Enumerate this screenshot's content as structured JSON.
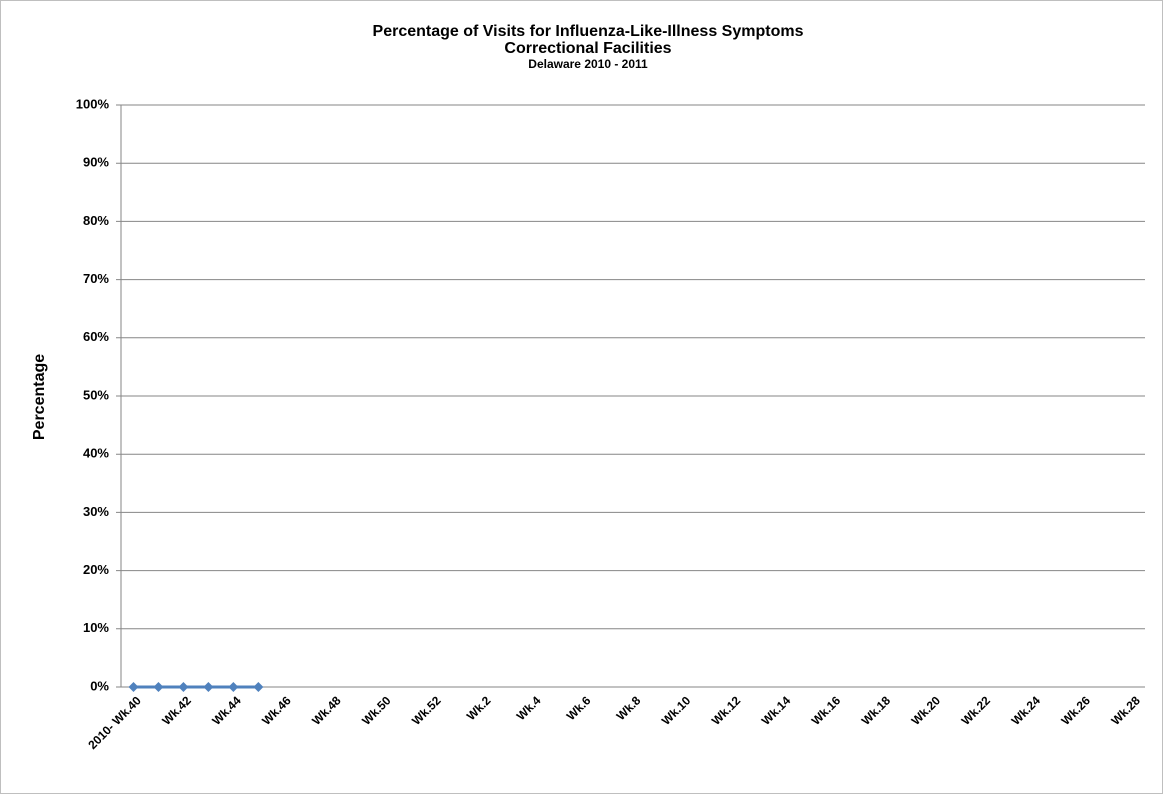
{
  "chart_data": {
    "type": "line",
    "title": "Percentage of Visits for Influenza-Like-Illness Symptoms",
    "subtitle": [
      "Correctional Facilities",
      "Delaware 2010 - 2011"
    ],
    "y_label": "Percentage",
    "categories": [
      "2010- Wk.40",
      null,
      "Wk.42",
      null,
      "Wk.44",
      null,
      "Wk.46",
      null,
      "Wk.48",
      null,
      "Wk.50",
      null,
      "Wk.52",
      null,
      "Wk.2",
      null,
      "Wk.4",
      null,
      "Wk.6",
      null,
      "Wk.8",
      null,
      "Wk.10",
      null,
      "Wk.12",
      null,
      "Wk.14",
      null,
      "Wk.16",
      null,
      "Wk.18",
      null,
      "Wk.20",
      null,
      "Wk.22",
      null,
      "Wk.24",
      null,
      "Wk.26",
      null,
      "Wk.28"
    ],
    "series": [
      {
        "color": "#4f81bd",
        "values": [
          0,
          0,
          0,
          0,
          0,
          0,
          null,
          null,
          null,
          null,
          null,
          null,
          null,
          null,
          null,
          null,
          null,
          null,
          null,
          null,
          null,
          null,
          null,
          null,
          null,
          null,
          null,
          null,
          null,
          null,
          null,
          null,
          null,
          null,
          null,
          null,
          null,
          null,
          null,
          null,
          null
        ]
      }
    ],
    "ylim": [
      0,
      100
    ],
    "yticks": [
      {
        "value": 0,
        "label": "0%"
      },
      {
        "value": 10,
        "label": "10%"
      },
      {
        "value": 20,
        "label": "20%"
      },
      {
        "value": 30,
        "label": "30%"
      },
      {
        "value": 40,
        "label": "40%"
      },
      {
        "value": 50,
        "label": "50%"
      },
      {
        "value": 60,
        "label": "60%"
      },
      {
        "value": 70,
        "label": "70%"
      },
      {
        "value": 80,
        "label": "80%"
      },
      {
        "value": 90,
        "label": "90%"
      },
      {
        "value": 100,
        "label": "100%"
      }
    ],
    "grid": true
  }
}
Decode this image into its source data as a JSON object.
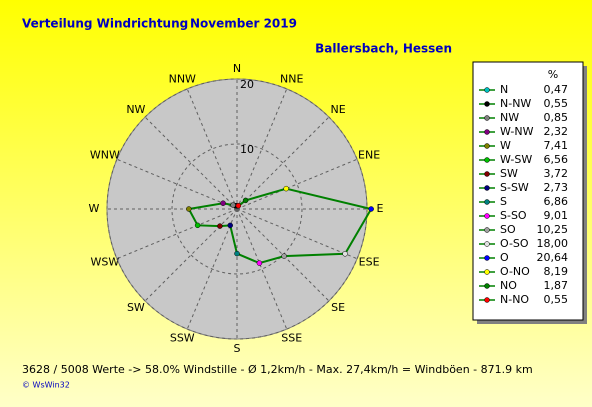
{
  "chart_data": {
    "type": "radar",
    "title": "Verteilung Windrichtung",
    "period": "November 2019",
    "location": "Ballersbach, Hessen",
    "directions": [
      "N",
      "NNE",
      "NE",
      "ENE",
      "E",
      "ESE",
      "SE",
      "SSE",
      "S",
      "SSW",
      "SW",
      "WSW",
      "W",
      "WNW",
      "NW",
      "NNW"
    ],
    "legend_unit": "%",
    "names": [
      "N",
      "N-NW",
      "NW",
      "W-NW",
      "W",
      "W-SW",
      "SW",
      "S-SW",
      "S",
      "S-SO",
      "SO",
      "O-SO",
      "O",
      "O-NO",
      "NO",
      "N-NO"
    ],
    "values": [
      0.47,
      0.55,
      0.85,
      2.32,
      7.41,
      6.56,
      3.72,
      2.73,
      6.86,
      9.01,
      10.25,
      18.0,
      20.64,
      8.19,
      1.87,
      0.55
    ],
    "value_labels": [
      "0,47",
      "0,55",
      "0,85",
      "2,32",
      "7,41",
      "6,56",
      "3,72",
      "2,73",
      "6,86",
      "9,01",
      "10,25",
      "18,00",
      "20,64",
      "8,19",
      "1,87",
      "0,55"
    ],
    "marker_colors": [
      "#00c0c0",
      "#000000",
      "#808080",
      "#800080",
      "#808000",
      "#00c000",
      "#800000",
      "#000080",
      "#008080",
      "#ff00ff",
      "#a0a0a0",
      "#e0e0e0",
      "#0000ff",
      "#ffff00",
      "#008000",
      "#ff0000"
    ],
    "line_color": "#008000",
    "rlim": [
      0,
      20
    ],
    "rticks": [
      10,
      20
    ],
    "grid": true,
    "footer": "3628 / 5008 Werte  -> 58.0% Windstille   -   Ø 1,2km/h  -  Max. 27,4km/h = Windböen   -   871.9 km",
    "copyright": "© WsWin32"
  }
}
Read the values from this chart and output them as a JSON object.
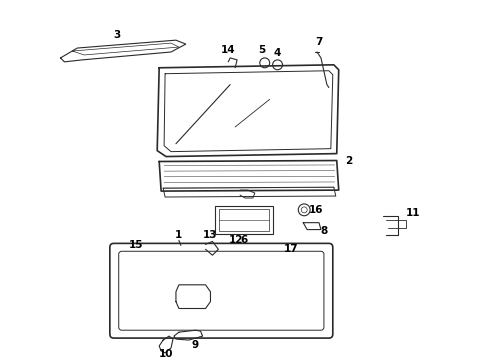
{
  "bg_color": "#ffffff",
  "line_color": "#2a2a2a",
  "figsize": [
    4.9,
    3.6
  ],
  "dpi": 100
}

Stated task:
Write the records out once more, exactly as they appear, with no pictures.

Task answer:
Enumerate this screenshot's content as structured JSON.
{
  "chart_data": {
    "type": "line",
    "title": "Percentage of Visits for Influenza-Like-Illness Symptoms",
    "subtitle": [
      "Correctional Facilities",
      "Delaware 2010 - 2011"
    ],
    "y_label": "Percentage",
    "categories": [
      "2010- Wk.40",
      null,
      "Wk.42",
      null,
      "Wk.44",
      null,
      "Wk.46",
      null,
      "Wk.48",
      null,
      "Wk.50",
      null,
      "Wk.52",
      null,
      "Wk.2",
      null,
      "Wk.4",
      null,
      "Wk.6",
      null,
      "Wk.8",
      null,
      "Wk.10",
      null,
      "Wk.12",
      null,
      "Wk.14",
      null,
      "Wk.16",
      null,
      "Wk.18",
      null,
      "Wk.20",
      null,
      "Wk.22",
      null,
      "Wk.24",
      null,
      "Wk.26",
      null,
      "Wk.28"
    ],
    "series": [
      {
        "color": "#4f81bd",
        "values": [
          0,
          0,
          0,
          0,
          0,
          0,
          null,
          null,
          null,
          null,
          null,
          null,
          null,
          null,
          null,
          null,
          null,
          null,
          null,
          null,
          null,
          null,
          null,
          null,
          null,
          null,
          null,
          null,
          null,
          null,
          null,
          null,
          null,
          null,
          null,
          null,
          null,
          null,
          null,
          null,
          null
        ]
      }
    ],
    "ylim": [
      0,
      100
    ],
    "yticks": [
      {
        "value": 0,
        "label": "0%"
      },
      {
        "value": 10,
        "label": "10%"
      },
      {
        "value": 20,
        "label": "20%"
      },
      {
        "value": 30,
        "label": "30%"
      },
      {
        "value": 40,
        "label": "40%"
      },
      {
        "value": 50,
        "label": "50%"
      },
      {
        "value": 60,
        "label": "60%"
      },
      {
        "value": 70,
        "label": "70%"
      },
      {
        "value": 80,
        "label": "80%"
      },
      {
        "value": 90,
        "label": "90%"
      },
      {
        "value": 100,
        "label": "100%"
      }
    ],
    "grid": true
  }
}
Decode this image into its source data as a JSON object.
{
  "chart_data": {
    "type": "radar",
    "title": "Verteilung Windrichtung",
    "period": "November 2019",
    "location": "Ballersbach, Hessen",
    "directions": [
      "N",
      "NNE",
      "NE",
      "ENE",
      "E",
      "ESE",
      "SE",
      "SSE",
      "S",
      "SSW",
      "SW",
      "WSW",
      "W",
      "WNW",
      "NW",
      "NNW"
    ],
    "legend_unit": "%",
    "names": [
      "N",
      "N-NW",
      "NW",
      "W-NW",
      "W",
      "W-SW",
      "SW",
      "S-SW",
      "S",
      "S-SO",
      "SO",
      "O-SO",
      "O",
      "O-NO",
      "NO",
      "N-NO"
    ],
    "values": [
      0.47,
      0.55,
      0.85,
      2.32,
      7.41,
      6.56,
      3.72,
      2.73,
      6.86,
      9.01,
      10.25,
      18.0,
      20.64,
      8.19,
      1.87,
      0.55
    ],
    "value_labels": [
      "0,47",
      "0,55",
      "0,85",
      "2,32",
      "7,41",
      "6,56",
      "3,72",
      "2,73",
      "6,86",
      "9,01",
      "10,25",
      "18,00",
      "20,64",
      "8,19",
      "1,87",
      "0,55"
    ],
    "marker_colors": [
      "#00c0c0",
      "#000000",
      "#808080",
      "#800080",
      "#808000",
      "#00c000",
      "#800000",
      "#000080",
      "#008080",
      "#ff00ff",
      "#a0a0a0",
      "#e0e0e0",
      "#0000ff",
      "#ffff00",
      "#008000",
      "#ff0000"
    ],
    "line_color": "#008000",
    "rlim": [
      0,
      20
    ],
    "rticks": [
      10,
      20
    ],
    "grid": true,
    "footer": "3628 / 5008 Werte  -> 58.0% Windstille   -   Ø 1,2km/h  -  Max. 27,4km/h = Windböen   -   871.9 km",
    "copyright": "© WsWin32"
  }
}
Read the values from this chart and output them as a JSON object.
{
  "bg_color": "#ffffff",
  "line_color": "#2a2a2a",
  "figsize": [
    4.9,
    3.6
  ],
  "dpi": 100
}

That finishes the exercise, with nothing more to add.